**EXERCISE PROMPT**: Write out the full listing exactly as given, minus the images.

********

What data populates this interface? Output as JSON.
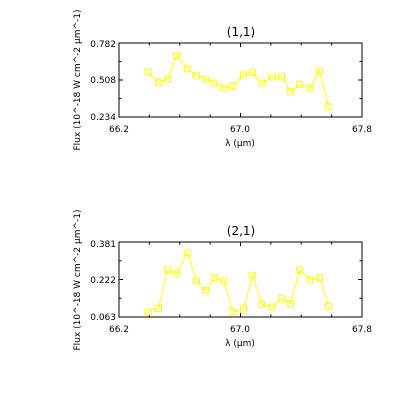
{
  "chart_data": [
    {
      "type": "line",
      "title": "(1,1)",
      "xlabel": "λ (μm)",
      "ylabel": "Flux (10^-18 W cm^-2 μm^-1)",
      "xlim": [
        66.2,
        67.8
      ],
      "ylim": [
        0.234,
        0.782
      ],
      "xticks": [
        "66.2",
        "67.0",
        "67.8"
      ],
      "yticks": [
        "0.234",
        "0.508",
        "0.782"
      ],
      "grid": false,
      "series": [
        {
          "color": "#ffff00",
          "marker": "square",
          "x": [
            66.39,
            66.46,
            66.52,
            66.58,
            66.65,
            66.71,
            66.77,
            66.83,
            66.89,
            66.95,
            67.02,
            67.08,
            67.14,
            67.21,
            67.27,
            67.33,
            67.39,
            67.46,
            67.52,
            67.58
          ],
          "y": [
            0.565,
            0.49,
            0.515,
            0.69,
            0.59,
            0.54,
            0.515,
            0.485,
            0.45,
            0.46,
            0.545,
            0.565,
            0.485,
            0.53,
            0.53,
            0.42,
            0.475,
            0.45,
            0.575,
            0.31
          ]
        }
      ]
    },
    {
      "type": "line",
      "title": "(2,1)",
      "xlabel": "λ (μm)",
      "ylabel": "Flux (10^-18 W cm^-2 μm^-1)",
      "xlim": [
        66.2,
        67.8
      ],
      "ylim": [
        0.063,
        0.381
      ],
      "xticks": [
        "66.2",
        "67.0",
        "67.8"
      ],
      "yticks": [
        "0.063",
        "0.222",
        "0.381"
      ],
      "grid": false,
      "series": [
        {
          "color": "#ffff00",
          "marker": "square",
          "x": [
            66.39,
            66.46,
            66.52,
            66.58,
            66.65,
            66.71,
            66.77,
            66.83,
            66.89,
            66.95,
            67.02,
            67.08,
            67.14,
            67.21,
            67.27,
            67.33,
            67.39,
            67.46,
            67.52,
            67.58
          ],
          "y": [
            0.085,
            0.1,
            0.262,
            0.248,
            0.335,
            0.216,
            0.175,
            0.23,
            0.216,
            0.086,
            0.097,
            0.24,
            0.116,
            0.105,
            0.14,
            0.12,
            0.262,
            0.22,
            0.229,
            0.108
          ]
        }
      ]
    }
  ]
}
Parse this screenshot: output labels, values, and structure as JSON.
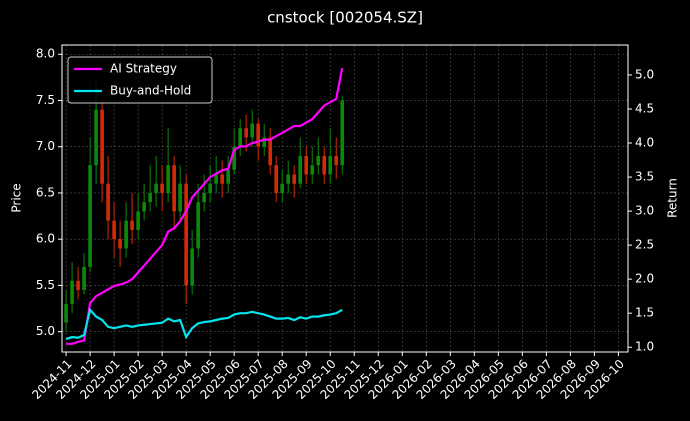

********

**THE REPLY**:
What data populates this interface? Output as JSON.
{
  "chart_data": [
    {
      "type": "line",
      "title": "(1,1)",
      "xlabel": "λ (μm)",
      "ylabel": "Flux (10^-18 W cm^-2 μm^-1)",
      "xlim": [
        66.2,
        67.8
      ],
      "ylim": [
        0.234,
        0.782
      ],
      "xticks": [
        "66.2",
        "67.0",
        "67.8"
      ],
      "yticks": [
        "0.234",
        "0.508",
        "0.782"
      ],
      "grid": false,
      "series": [
        {
          "color": "#ffff00",
          "marker": "square",
          "x": [
            66.39,
            66.46,
            66.52,
            66.58,
            66.65,
            66.71,
            66.77,
            66.83,
            66.89,
            66.95,
            67.02,
            67.08,
            67.14,
            67.21,
            67.27,
            67.33,
            67.39,
            67.46,
            67.52,
            67.58
          ],
          "y": [
            0.565,
            0.49,
            0.515,
            0.69,
            0.59,
            0.54,
            0.515,
            0.485,
            0.45,
            0.46,
            0.545,
            0.565,
            0.485,
            0.53,
            0.53,
            0.42,
            0.475,
            0.45,
            0.575,
            0.31
          ]
        }
      ]
    },
    {
      "type": "line",
      "title": "(2,1)",
      "xlabel": "λ (μm)",
      "ylabel": "Flux (10^-18 W cm^-2 μm^-1)",
      "xlim": [
        66.2,
        67.8
      ],
      "ylim": [
        0.063,
        0.381
      ],
      "xticks": [
        "66.2",
        "67.0",
        "67.8"
      ],
      "yticks": [
        "0.063",
        "0.222",
        "0.381"
      ],
      "grid": false,
      "series": [
        {
          "color": "#ffff00",
          "marker": "square",
          "x": [
            66.39,
            66.46,
            66.52,
            66.58,
            66.65,
            66.71,
            66.77,
            66.83,
            66.89,
            66.95,
            67.02,
            67.08,
            67.14,
            67.21,
            67.27,
            67.33,
            67.39,
            67.46,
            67.52,
            67.58
          ],
          "y": [
            0.085,
            0.1,
            0.262,
            0.248,
            0.335,
            0.216,
            0.175,
            0.23,
            0.216,
            0.086,
            0.097,
            0.24,
            0.116,
            0.105,
            0.14,
            0.12,
            0.262,
            0.22,
            0.229,
            0.108
          ]
        }
      ]
    }
  ]
}
Parse this screenshot: output labels, values, and structure as JSON.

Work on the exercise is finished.